→ **YOUR TASK**:
Reproduce the records below in full and without edits, omitting images.

(Stored data entries)
______
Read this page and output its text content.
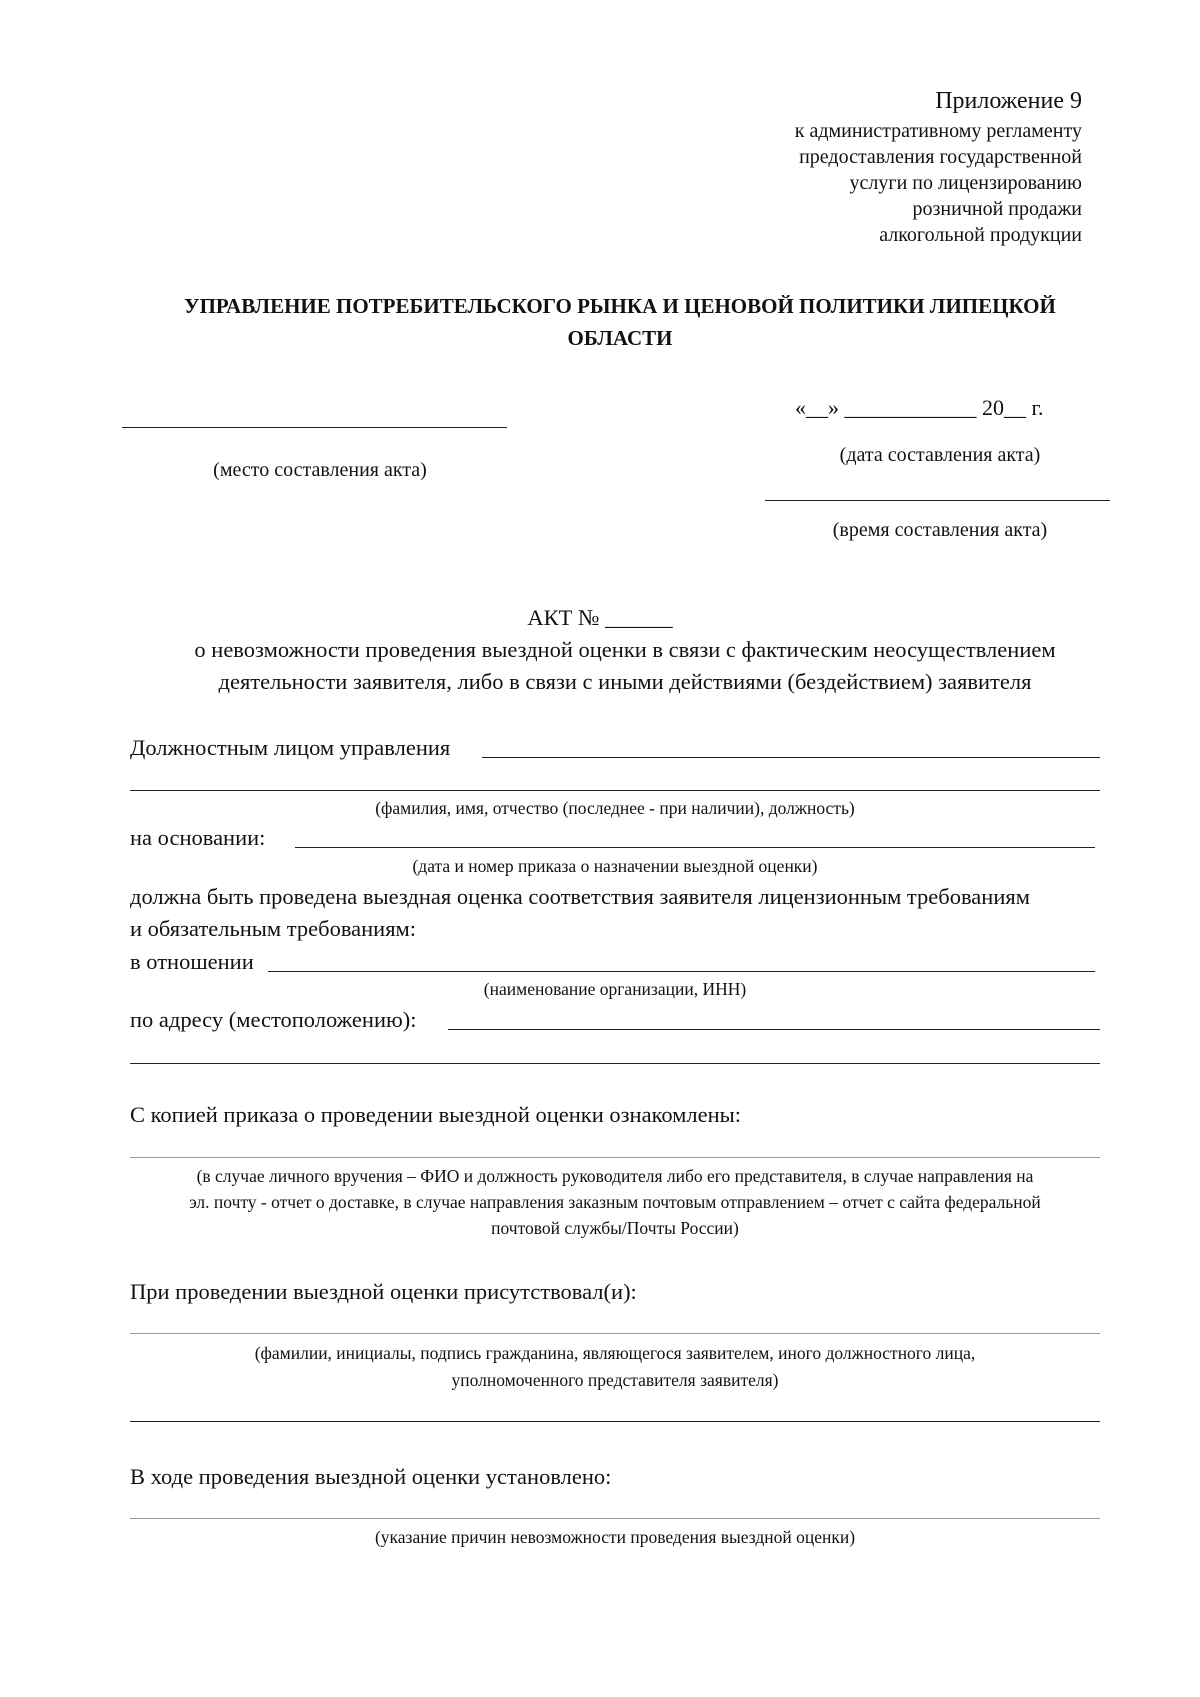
Приложение 9
к административному регламенту
предоставления государственной
услуги по лицензированию
розничной продажи
алкогольной продукции
УПРАВЛЕНИЕ ПОТРЕБИТЕЛЬСКОГО РЫНКА И ЦЕНОВОЙ ПОЛИТИКИ ЛИПЕЦКОЙ
ОБЛАСТИ
«__» ____________ 20__ г.
(место составления акта)
(дата составления акта)
(время составления акта)
АКТ № ______
о невозможности проведения выездной оценки в связи с фактическим неосуществлением
деятельности заявителя, либо в связи с иными действиями (бездействием) заявителя
Должностным лицом управления
(фамилия, имя, отчество (последнее - при наличии), должность)
на основании:
(дата и номер приказа о назначении выездной оценки)
должна быть проведена выездная оценка соответствия заявителя лицензионным требованиям
и обязательным требованиям:
в отношении
(наименование организации, ИНН)
по адресу (местоположению):
С копией приказа о проведении выездной оценки ознакомлены:
(в случае личного вручения – ФИО и должность руководителя либо его представителя, в случае направления на
эл. почту - отчет о доставке, в случае направления заказным почтовым отправлением – отчет с сайта федеральной
почтовой службы/Почты России)
При проведении выездной оценки присутствовал(и):
(фамилии, инициалы, подпись гражданина, являющегося заявителем, иного должностного лица,
уполномоченного представителя заявителя)
В ходе проведения выездной оценки установлено:
(указание причин невозможности проведения выездной оценки)
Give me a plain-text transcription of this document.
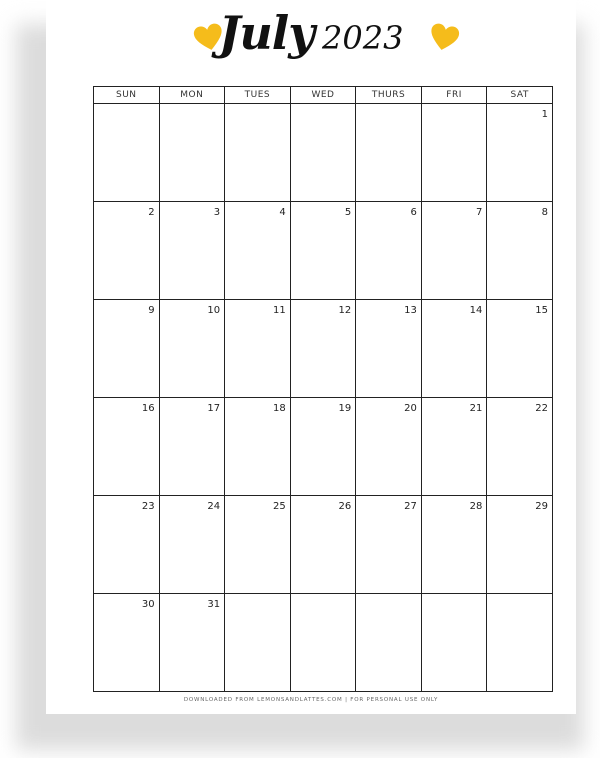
July 2023
SUN	MON	TUES	WED	THURS	FRI	SAT

						1

2	3	4	5	6	7	8

9	10	11	12	13	14	15

16	17	18	19	20	21	22

23	24	25	26	27	28	29

30	31					

DOWNLOADED FROM LEMONSANDLATTES.COM | FOR PERSONAL USE ONLY
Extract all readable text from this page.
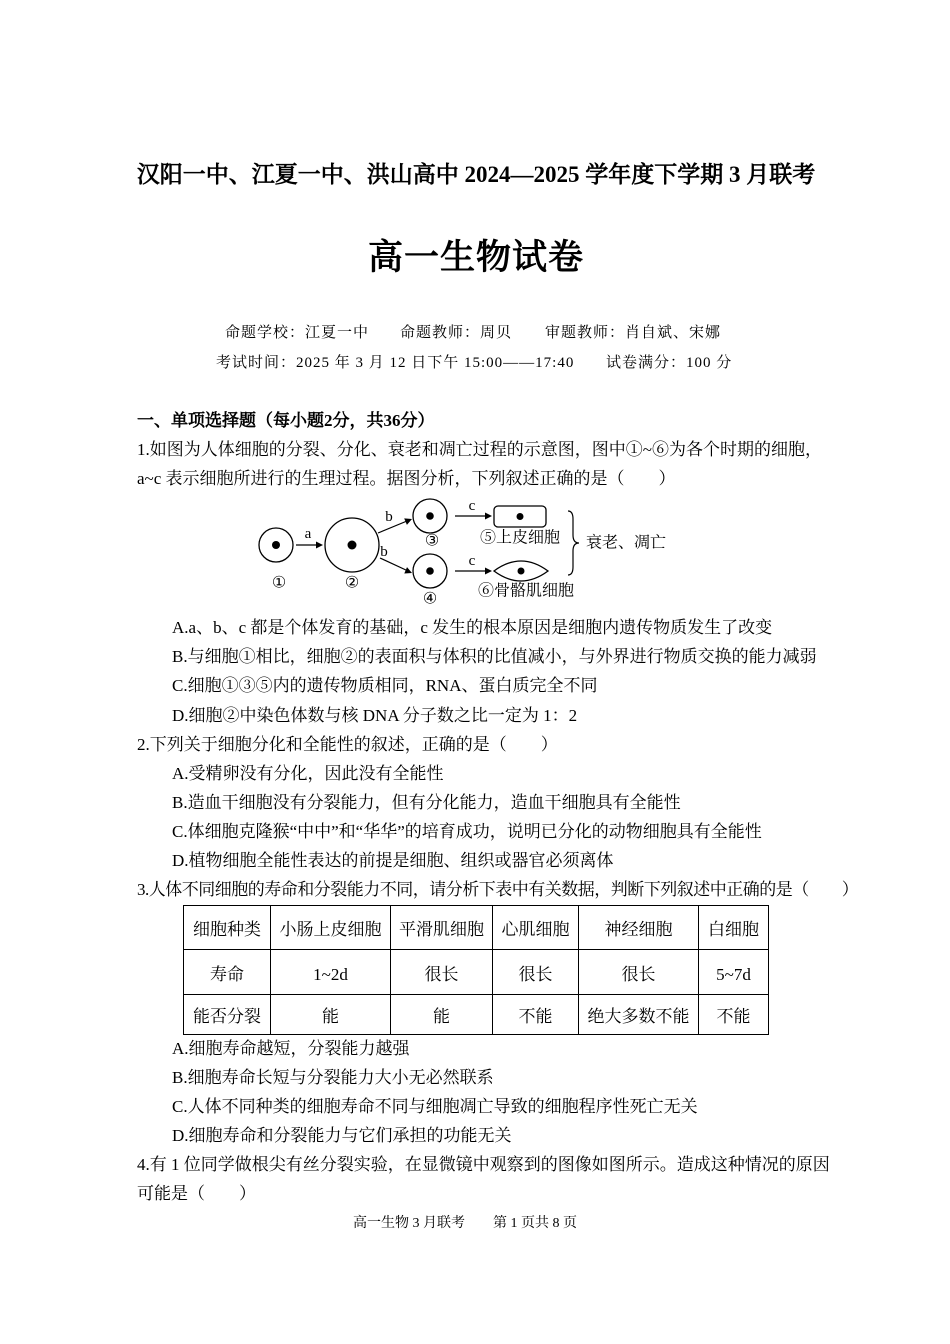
汉阳一中、江夏一中、洪山高中 2024—2025 学年度下学期 3 月联考
高一生物试卷
命题学校：江夏一中 命题教师：周贝 审题教师：肖自斌、宋娜
考试时间：2025 年 3 月 12 日下午 15:00——17:40 试卷满分：100 分
一、单项选择题（每小题2分，共36分）
1.如图为人体细胞的分裂、分化、衰老和凋亡过程的示意图，图中①~⑥为各个时期的细胞，
a~c 表示细胞所进行的生理过程。据图分析，下列叙述正确的是（　　）
①
a
②
b
b
③
④
c
c
⑤上皮细胞
⑥骨骼肌细胞
衰老、凋亡
A.a、b、c 都是个体发育的基础，c 发生的根本原因是细胞内遗传物质发生了改变
B.与细胞①相比，细胞②的表面积与体积的比值减小，与外界进行物质交换的能力减弱
C.细胞①③⑤内的遗传物质相同，RNA、蛋白质完全不同
D.细胞②中染色体数与核 DNA 分子数之比一定为 1：2
2.下列关于细胞分化和全能性的叙述，正确的是（　　）
A.受精卵没有分化，因此没有全能性
B.造血干细胞没有分裂能力，但有分化能力，造血干细胞具有全能性
C.体细胞克隆猴“中中”和“华华”的培育成功，说明已分化的动物细胞具有全能性
D.植物细胞全能性表达的前提是细胞、组织或器官必须离体
3.人体不同细胞的寿命和分裂能力不同，请分析下表中有关数据，判断下列叙述中正确的是（　　）
细胞种类	小肠上皮细胞	平滑肌细胞	心肌细胞	神经细胞	白细胞
寿命	1~2d	很长	很长	很长	5~7d
能否分裂	能	能	不能	绝大多数不能	不能
A.细胞寿命越短，分裂能力越强
B.细胞寿命长短与分裂能力大小无必然联系
C.人体不同种类的细胞寿命不同与细胞凋亡导致的细胞程序性死亡无关
D.细胞寿命和分裂能力与它们承担的功能无关
4.有 1 位同学做根尖有丝分裂实验，在显微镜中观察到的图像如图所示。造成这种情况的原因
可能是（　　）
高一生物 3 月联考　　第 1 页共 8 页
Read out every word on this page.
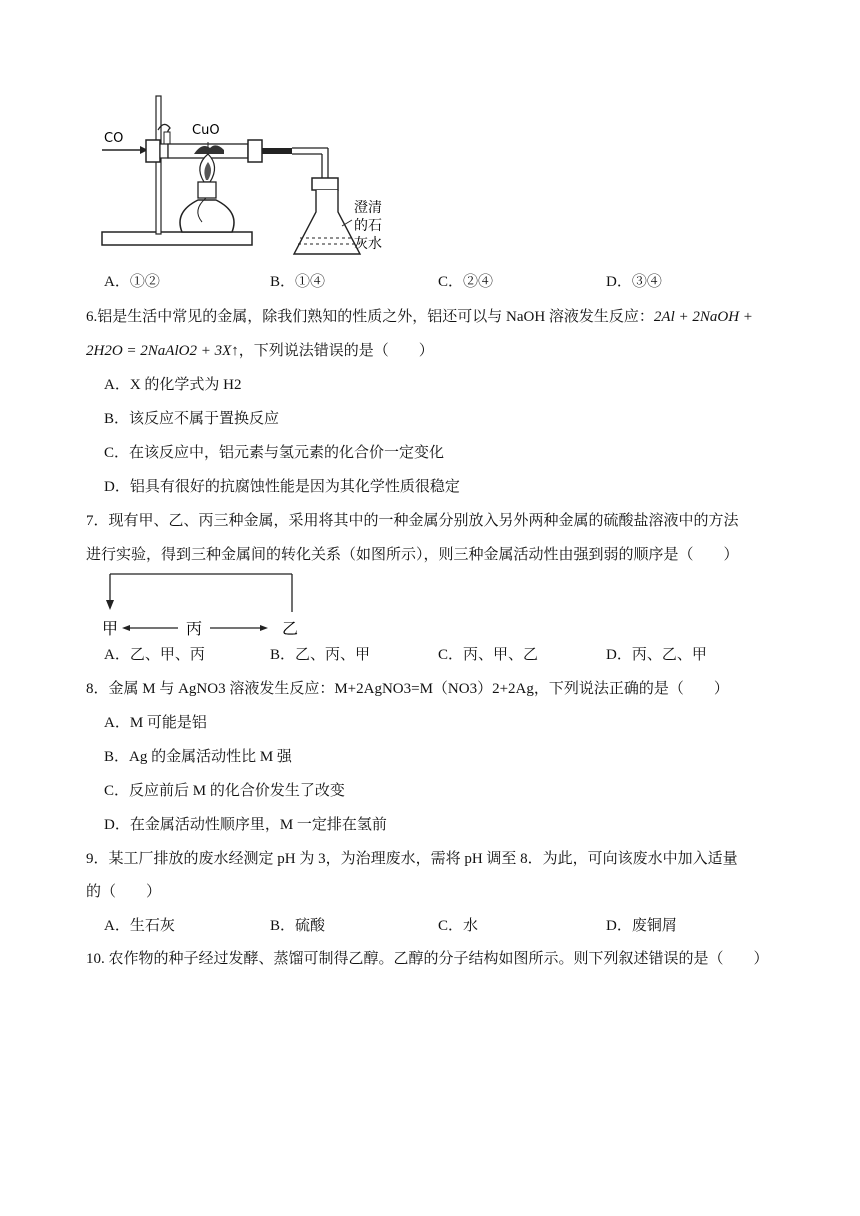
CO
CuO
澄清
的石
灰水
A．①②	B．①④	C．②④	D．③④
6.铝是生活中常见的金属，除我们熟知的性质之外，铝还可以与 NaOH 溶液发生反应：2Al + 2NaOH +
2H2O = 2NaAlO2 + 3X↑，下列说法错误的是（　　）
A．X 的化学式为 H2
B．该反应不属于置换反应
C．在该反应中，铝元素与氢元素的化合价一定变化
D．铝具有很好的抗腐蚀性能是因为其化学性质很稳定
7．现有甲、乙、丙三种金属，采用将其中的一种金属分别放入另外两种金属的硫酸盐溶液中的方法
进行实验，得到三种金属间的转化关系（如图所示），则三种金属活动性由强到弱的顺序是（　　）
甲	丙	乙
A．乙、甲、丙	B．乙、丙、甲	C．丙、甲、乙	D．丙、乙、甲
8．金属 M 与 AgNO3 溶液发生反应：M+2AgNO3=M（NO3）2+2Ag，下列说法正确的是（　　）
A．M 可能是铝
B．Ag 的金属活动性比 M 强
C．反应前后 M 的化合价发生了改变
D．在金属活动性顺序里，M 一定排在氢前
9．某工厂排放的废水经测定 pH 为 3，为治理废水，需将 pH 调至 8．为此，可向该废水中加入适量
的（　　）
A．生石灰	B．硫酸	C．水	D．废铜屑
10. 农作物的种子经过发酵、蒸馏可制得乙醇。乙醇的分子结构如图所示。则下列叙述错误的是（　　）
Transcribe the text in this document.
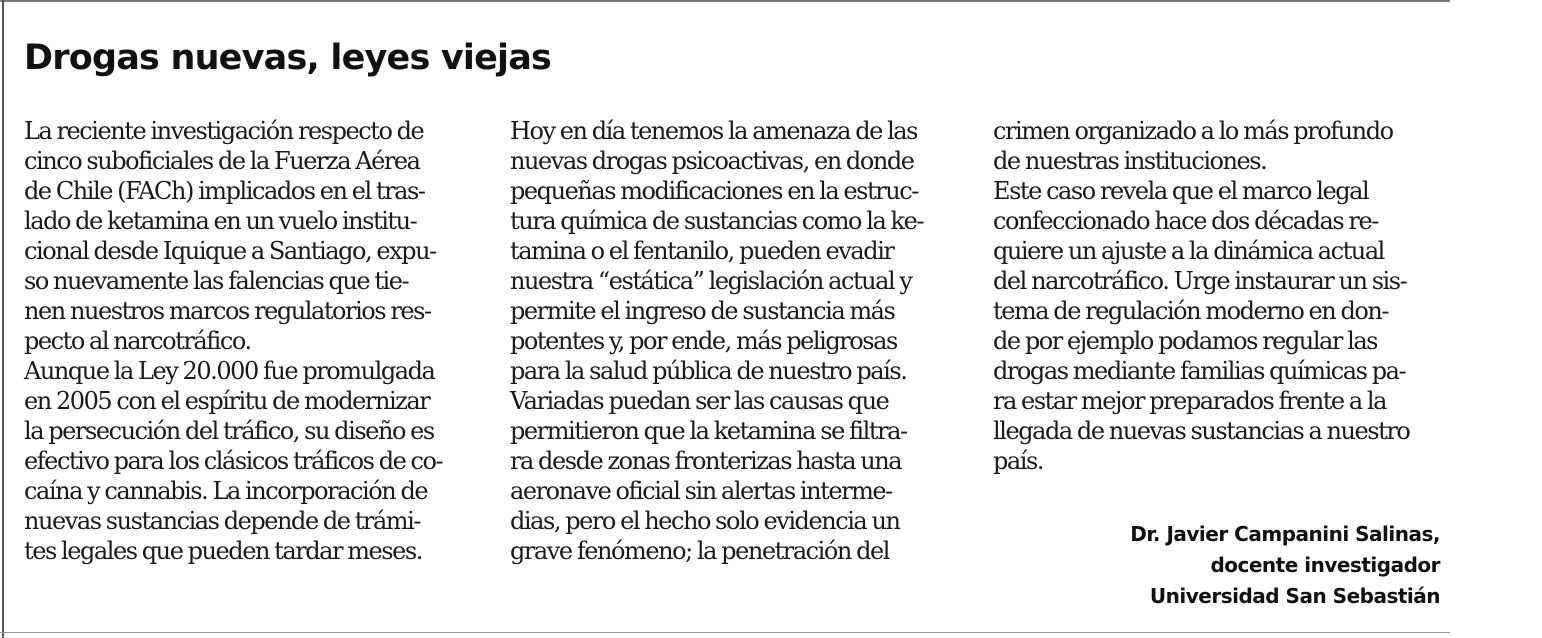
Drogas nuevas, leyes viejas
La reciente investigación respecto de
cinco suboficiales de la Fuerza Aérea
de Chile (FACh) implicados en el tras-
lado de ketamina en un vuelo institu-
cional desde Iquique a Santiago, expu-
so nuevamente las falencias que tie-
nen nuestros marcos regulatorios res-
pecto al narcotráfico.
Aunque la Ley 20.000 fue promulgada
en 2005 con el espíritu de modernizar
la persecución del tráfico, su diseño es
efectivo para los clásicos tráficos de co-
caína y cannabis. La incorporación de
nuevas sustancias depende de trámi-
tes legales que pueden tardar meses.
Hoy en día tenemos la amenaza de las
nuevas drogas psicoactivas, en donde
pequeñas modificaciones en la estruc-
tura química de sustancias como la ke-
tamina o el fentanilo, pueden evadir
nuestra “estática” legislación actual y
permite el ingreso de sustancia más
potentes y, por ende, más peligrosas
para la salud pública de nuestro país.
Variadas puedan ser las causas que
permitieron que la ketamina se filtra-
ra desde zonas fronterizas hasta una
aeronave oficial sin alertas interme-
dias, pero el hecho solo evidencia un
grave fenómeno; la penetración del
crimen organizado a lo más profundo
de nuestras instituciones.
Este caso revela que el marco legal
confeccionado hace dos décadas re-
quiere un ajuste a la dinámica actual
del narcotráfico. Urge instaurar un sis-
tema de regulación moderno en don-
de por ejemplo podamos regular las
drogas mediante familias químicas pa-
ra estar mejor preparados frente a la
llegada de nuevas sustancias a nuestro
país.
Dr. Javier Campanini Salinas,
docente investigador
Universidad San Sebastián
______
→ **WRITTEN REPLY**:
Read this page and output its text content.
Приложение 9
к административному регламенту
предоставления государственной
услуги по лицензированию
розничной продажи
алкогольной продукции
УПРАВЛЕНИЕ ПОТРЕБИТЕЛЬСКОГО РЫНКА И ЦЕНОВОЙ ПОЛИТИКИ ЛИПЕЦКОЙ
ОБЛАСТИ
«__» ____________ 20__ г.
(место составления акта)
(дата составления акта)
(время составления акта)
АКТ № ______
о невозможности проведения выездной оценки в связи с фактическим неосуществлением
деятельности заявителя, либо в связи с иными действиями (бездействием) заявителя
Должностным лицом управления
(фамилия, имя, отчество (последнее - при наличии), должность)
на основании:
(дата и номер приказа о назначении выездной оценки)
должна быть проведена выездная оценка соответствия заявителя лицензионным требованиям
и обязательным требованиям:
в отношении
(наименование организации, ИНН)
по адресу (местоположению):
С копией приказа о проведении выездной оценки ознакомлены:
(в случае личного вручения – ФИО и должность руководителя либо его представителя, в случае направления на
эл. почту - отчет о доставке, в случае направления заказным почтовым отправлением – отчет с сайта федеральной
почтовой службы/Почты России)
При проведении выездной оценки присутствовал(и):
(фамилии, инициалы, подпись гражданина, являющегося заявителем, иного должностного лица,
уполномоченного представителя заявителя)
В ходе проведения выездной оценки установлено:
(указание причин невозможности проведения выездной оценки)
Give me a plain-text transcription of this document.
July 2023
SUN	MON	TUES	WED	THURS	FRI	SAT

						1

2	3	4	5	6	7	8

9	10	11	12	13	14	15

16	17	18	19	20	21	22

23	24	25	26	27	28	29

30	31					

DOWNLOADED FROM LEMONSANDLATTES.COM | FOR PERSONAL USE ONLY
Extract all readable text from this page.
汉阳一中、江夏一中、洪山高中 2024—2025 学年度下学期 3 月联考
高一生物试卷
命题学校：江夏一中 命题教师：周贝 审题教师：肖自斌、宋娜
考试时间：2025 年 3 月 12 日下午 15:00——17:40 试卷满分：100 分
一、单项选择题（每小题2分，共36分）
1.如图为人体细胞的分裂、分化、衰老和凋亡过程的示意图，图中①~⑥为各个时期的细胞，
a~c 表示细胞所进行的生理过程。据图分析，下列叙述正确的是（　　）
①
a
②
b
b
③
④
c
c
⑤上皮细胞
⑥骨骼肌细胞
衰老、凋亡
A.a、b、c 都是个体发育的基础，c 发生的根本原因是细胞内遗传物质发生了改变
B.与细胞①相比，细胞②的表面积与体积的比值减小，与外界进行物质交换的能力减弱
C.细胞①③⑤内的遗传物质相同，RNA、蛋白质完全不同
D.细胞②中染色体数与核 DNA 分子数之比一定为 1：2
2.下列关于细胞分化和全能性的叙述，正确的是（　　）
A.受精卵没有分化，因此没有全能性
B.造血干细胞没有分裂能力，但有分化能力，造血干细胞具有全能性
C.体细胞克隆猴“中中”和“华华”的培育成功，说明已分化的动物细胞具有全能性
D.植物细胞全能性表达的前提是细胞、组织或器官必须离体
3.人体不同细胞的寿命和分裂能力不同，请分析下表中有关数据，判断下列叙述中正确的是（　　）
细胞种类	小肠上皮细胞	平滑肌细胞	心肌细胞	神经细胞	白细胞
寿命	1~2d	很长	很长	很长	5~7d
能否分裂	能	能	不能	绝大多数不能	不能
A.细胞寿命越短，分裂能力越强
B.细胞寿命长短与分裂能力大小无必然联系
C.人体不同种类的细胞寿命不同与细胞凋亡导致的细胞程序性死亡无关
D.细胞寿命和分裂能力与它们承担的功能无关
4.有 1 位同学做根尖有丝分裂实验，在显微镜中观察到的图像如图所示。造成这种情况的原因
可能是（　　）
高一生物 3 月联考　　第 1 页共 8 页
Read out every word on this page.
CO
CuO
澄清
的石
灰水
A．①②	B．①④	C．②④	D．③④
6.铝是生活中常见的金属，除我们熟知的性质之外，铝还可以与 NaOH 溶液发生反应：2Al + 2NaOH +
2H2O = 2NaAlO2 + 3X↑，下列说法错误的是（　　）
A．X 的化学式为 H2
B．该反应不属于置换反应
C．在该反应中，铝元素与氢元素的化合价一定变化
D．铝具有很好的抗腐蚀性能是因为其化学性质很稳定
7．现有甲、乙、丙三种金属，采用将其中的一种金属分别放入另外两种金属的硫酸盐溶液中的方法
进行实验，得到三种金属间的转化关系（如图所示），则三种金属活动性由强到弱的顺序是（　　）
甲	丙	乙
A．乙、甲、丙	B．乙、丙、甲	C．丙、甲、乙	D．丙、乙、甲
8．金属 M 与 AgNO3 溶液发生反应：M+2AgNO3=M（NO3）2+2Ag，下列说法正确的是（　　）
A．M 可能是铝
B．Ag 的金属活动性比 M 强
C．反应前后 M 的化合价发生了改变
D．在金属活动性顺序里，M 一定排在氢前
9．某工厂排放的废水经测定 pH 为 3，为治理废水，需将 pH 调至 8．为此，可向该废水中加入适量
的（　　）
A．生石灰	B．硫酸	C．水	D．废铜屑
10. 农作物的种子经过发酵、蒸馏可制得乙醇。乙醇的分子结构如图所示。则下列叙述错误的是（　　）
Transcribe the text in this document.
Drogas nuevas, leyes viejas
La reciente investigación respecto de
cinco suboficiales de la Fuerza Aérea
de Chile (FACh) implicados en el tras-
lado de ketamina en un vuelo institu-
cional desde Iquique a Santiago, expu-
so nuevamente las falencias que tie-
nen nuestros marcos regulatorios res-
pecto al narcotráfico.
Aunque la Ley 20.000 fue promulgada
en 2005 con el espíritu de modernizar
la persecución del tráfico, su diseño es
efectivo para los clásicos tráficos de co-
caína y cannabis. La incorporación de
nuevas sustancias depende de trámi-
tes legales que pueden tardar meses.
Hoy en día tenemos la amenaza de las
nuevas drogas psicoactivas, en donde
pequeñas modificaciones en la estruc-
tura química de sustancias como la ke-
tamina o el fentanilo, pueden evadir
nuestra “estática” legislación actual y
permite el ingreso de sustancia más
potentes y, por ende, más peligrosas
para la salud pública de nuestro país.
Variadas puedan ser las causas que
permitieron que la ketamina se filtra-
ra desde zonas fronterizas hasta una
aeronave oficial sin alertas interme-
dias, pero el hecho solo evidencia un
grave fenómeno; la penetración del
crimen organizado a lo más profundo
de nuestras instituciones.
Este caso revela que el marco legal
confeccionado hace dos décadas re-
quiere un ajuste a la dinámica actual
del narcotráfico. Urge instaurar un sis-
tema de regulación moderno en don-
de por ejemplo podamos regular las
drogas mediante familias químicas pa-
ra estar mejor preparados frente a la
llegada de nuevas sustancias a nuestro
país.
Dr. Javier Campanini Salinas,
docente investigador
Universidad San Sebastián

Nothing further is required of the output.